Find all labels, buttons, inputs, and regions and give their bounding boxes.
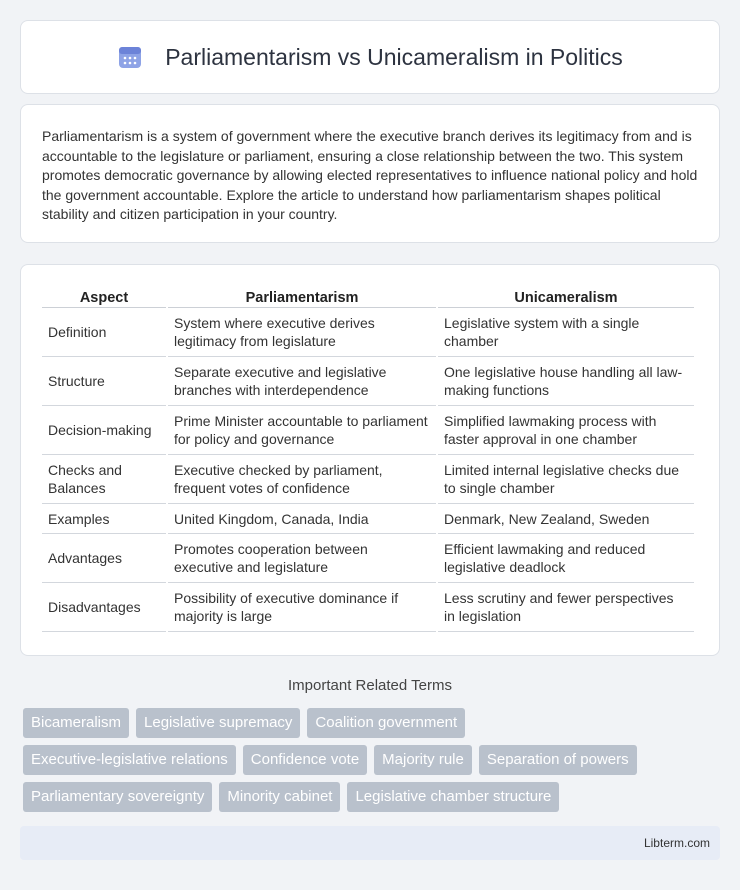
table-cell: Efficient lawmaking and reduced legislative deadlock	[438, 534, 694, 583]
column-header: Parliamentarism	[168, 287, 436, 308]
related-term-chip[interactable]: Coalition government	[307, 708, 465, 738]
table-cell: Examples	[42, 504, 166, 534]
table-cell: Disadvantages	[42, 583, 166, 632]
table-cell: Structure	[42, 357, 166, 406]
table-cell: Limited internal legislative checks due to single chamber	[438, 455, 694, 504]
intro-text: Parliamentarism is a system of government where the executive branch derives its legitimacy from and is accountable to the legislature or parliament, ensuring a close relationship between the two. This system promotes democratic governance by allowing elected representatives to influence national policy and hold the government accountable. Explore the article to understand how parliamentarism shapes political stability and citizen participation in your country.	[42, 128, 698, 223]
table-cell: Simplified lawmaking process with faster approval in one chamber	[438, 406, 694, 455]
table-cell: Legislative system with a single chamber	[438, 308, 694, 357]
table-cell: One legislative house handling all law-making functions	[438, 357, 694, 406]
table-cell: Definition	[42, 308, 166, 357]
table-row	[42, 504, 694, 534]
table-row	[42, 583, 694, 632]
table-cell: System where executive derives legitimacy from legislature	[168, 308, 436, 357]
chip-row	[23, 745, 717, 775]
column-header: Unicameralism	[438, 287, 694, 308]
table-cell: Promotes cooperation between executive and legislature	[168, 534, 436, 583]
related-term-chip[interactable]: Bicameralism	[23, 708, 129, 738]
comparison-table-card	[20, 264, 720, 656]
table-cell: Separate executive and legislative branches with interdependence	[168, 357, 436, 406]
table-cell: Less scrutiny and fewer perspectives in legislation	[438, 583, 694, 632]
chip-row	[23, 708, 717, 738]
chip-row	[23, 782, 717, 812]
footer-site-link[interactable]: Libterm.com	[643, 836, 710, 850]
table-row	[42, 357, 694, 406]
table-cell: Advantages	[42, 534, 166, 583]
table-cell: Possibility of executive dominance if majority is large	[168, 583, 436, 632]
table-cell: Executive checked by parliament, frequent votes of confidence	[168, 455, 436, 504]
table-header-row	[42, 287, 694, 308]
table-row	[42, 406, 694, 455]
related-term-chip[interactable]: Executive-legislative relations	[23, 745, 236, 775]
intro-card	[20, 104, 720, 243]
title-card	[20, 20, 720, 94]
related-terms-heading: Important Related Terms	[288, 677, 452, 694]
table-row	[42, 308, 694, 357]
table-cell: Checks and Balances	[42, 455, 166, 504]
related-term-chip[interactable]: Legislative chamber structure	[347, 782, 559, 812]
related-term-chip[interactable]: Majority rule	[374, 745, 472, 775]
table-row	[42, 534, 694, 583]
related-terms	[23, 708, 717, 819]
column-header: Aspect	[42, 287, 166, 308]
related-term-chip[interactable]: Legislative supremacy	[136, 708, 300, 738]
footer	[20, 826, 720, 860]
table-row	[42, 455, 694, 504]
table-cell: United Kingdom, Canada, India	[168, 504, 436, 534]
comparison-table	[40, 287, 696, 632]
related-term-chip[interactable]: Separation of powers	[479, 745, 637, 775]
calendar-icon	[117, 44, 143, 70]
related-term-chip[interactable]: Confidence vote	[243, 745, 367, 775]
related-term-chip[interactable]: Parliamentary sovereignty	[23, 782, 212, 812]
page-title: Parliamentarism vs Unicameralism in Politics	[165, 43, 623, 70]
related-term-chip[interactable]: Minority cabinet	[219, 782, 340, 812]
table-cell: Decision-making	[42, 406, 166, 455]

-- -- --

▸ **What the task asks**: Write out every one of the rows above word for word, leaving out the picture.

▸ **Task response**:
Find all labels, buttons, inputs, and regions and give their bounding boxes.
table-cell: Efficient lawmaking and reduced legislative deadlock	[438, 534, 694, 583]
column-header: Parliamentarism	[168, 287, 436, 308]
related-term-chip[interactable]: Coalition government	[307, 708, 465, 738]
table-cell: Examples	[42, 504, 166, 534]
table-cell: Disadvantages	[42, 583, 166, 632]
table-cell: Structure	[42, 357, 166, 406]
table-cell: Limited internal legislative checks due to single chamber	[438, 455, 694, 504]
intro-text: Parliamentarism is a system of government where the executive branch derives its legitimacy from and is accountable to the legislature or parliament, ensuring a close relationship between the two. This system promotes democratic governance by allowing elected representatives to influence national policy and hold the government accountable. Explore the article to understand how parliamentarism shapes political stability and citizen participation in your country.	[42, 128, 698, 223]
table-cell: Simplified lawmaking process with faster approval in one chamber	[438, 406, 694, 455]
table-cell: Legislative system with a single chamber	[438, 308, 694, 357]
table-cell: One legislative house handling all law-making functions	[438, 357, 694, 406]
table-cell: Definition	[42, 308, 166, 357]
table-row	[42, 504, 694, 534]
table-row	[42, 583, 694, 632]
table-cell: System where executive derives legitimacy from legislature	[168, 308, 436, 357]
chip-row	[23, 745, 717, 775]
column-header: Unicameralism	[438, 287, 694, 308]
table-cell: Promotes cooperation between executive and legislature	[168, 534, 436, 583]
related-term-chip[interactable]: Bicameralism	[23, 708, 129, 738]
comparison-table-card	[20, 264, 720, 656]
table-cell: Separate executive and legislative branches with interdependence	[168, 357, 436, 406]
table-cell: Less scrutiny and fewer perspectives in legislation	[438, 583, 694, 632]
chip-row	[23, 708, 717, 738]
chip-row	[23, 782, 717, 812]
footer-site-link[interactable]: Libterm.com	[643, 836, 710, 850]
table-row	[42, 357, 694, 406]
table-cell: Advantages	[42, 534, 166, 583]
table-cell: Possibility of executive dominance if majority is large	[168, 583, 436, 632]
table-cell: Executive checked by parliament, frequent votes of confidence	[168, 455, 436, 504]
table-header-row	[42, 287, 694, 308]
table-row	[42, 406, 694, 455]
related-term-chip[interactable]: Executive-legislative relations	[23, 745, 236, 775]
intro-card	[20, 104, 720, 243]
title-card	[20, 20, 720, 94]
related-terms-heading: Important Related Terms	[288, 677, 452, 694]
table-row	[42, 308, 694, 357]
table-cell: Checks and Balances	[42, 455, 166, 504]
related-term-chip[interactable]: Legislative chamber structure	[347, 782, 559, 812]
related-term-chip[interactable]: Majority rule	[374, 745, 472, 775]
table-row	[42, 534, 694, 583]
related-terms	[23, 708, 717, 819]
column-header: Aspect	[42, 287, 166, 308]
related-term-chip[interactable]: Legislative supremacy	[136, 708, 300, 738]
footer	[20, 826, 720, 860]
table-row	[42, 455, 694, 504]
table-cell: United Kingdom, Canada, India	[168, 504, 436, 534]
comparison-table	[40, 287, 696, 632]
related-term-chip[interactable]: Separation of powers	[479, 745, 637, 775]
calendar-icon	[117, 44, 143, 70]
related-term-chip[interactable]: Confidence vote	[243, 745, 367, 775]
related-term-chip[interactable]: Parliamentary sovereignty	[23, 782, 212, 812]
page-title: Parliamentarism vs Unicameralism in Politics	[165, 43, 623, 70]
related-term-chip[interactable]: Minority cabinet	[219, 782, 340, 812]
table-cell: Decision-making	[42, 406, 166, 455]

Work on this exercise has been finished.